═════ Record excerpts ═════
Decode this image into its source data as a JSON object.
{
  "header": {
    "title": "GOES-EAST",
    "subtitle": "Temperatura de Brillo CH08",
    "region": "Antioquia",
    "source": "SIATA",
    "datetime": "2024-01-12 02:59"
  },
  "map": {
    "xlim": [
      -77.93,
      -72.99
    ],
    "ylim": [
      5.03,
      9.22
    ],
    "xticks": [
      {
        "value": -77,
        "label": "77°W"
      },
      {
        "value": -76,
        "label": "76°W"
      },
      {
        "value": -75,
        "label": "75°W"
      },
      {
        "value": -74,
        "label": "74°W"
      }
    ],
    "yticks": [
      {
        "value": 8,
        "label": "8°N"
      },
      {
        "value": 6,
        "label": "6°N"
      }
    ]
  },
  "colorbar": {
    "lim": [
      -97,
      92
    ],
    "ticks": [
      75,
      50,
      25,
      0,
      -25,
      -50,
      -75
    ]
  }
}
═════
> Written task
Write out the full set of records exactly as given.

> Solution to the problem
Decode this image into its source data as a JSON object.
{
  "header": {
    "title": "GOES-EAST",
    "subtitle": "Temperatura de Brillo CH08",
    "region": "Antioquia",
    "source": "SIATA",
    "datetime": "2024-01-12 02:59"
  },
  "map": {
    "xlim": [
      -77.93,
      -72.99
    ],
    "ylim": [
      5.03,
      9.22
    ],
    "xticks": [
      {
        "value": -77,
        "label": "77°W"
      },
      {
        "value": -76,
        "label": "76°W"
      },
      {
        "value": -75,
        "label": "75°W"
      },
      {
        "value": -74,
        "label": "74°W"
      }
    ],
    "yticks": [
      {
        "value": 8,
        "label": "8°N"
      },
      {
        "value": 6,
        "label": "6°N"
      }
    ]
  },
  "colorbar": {
    "lim": [
      -97,
      92
    ],
    "ticks": [
      75,
      50,
      25,
      0,
      -25,
      -50,
      -75
    ]
  }
}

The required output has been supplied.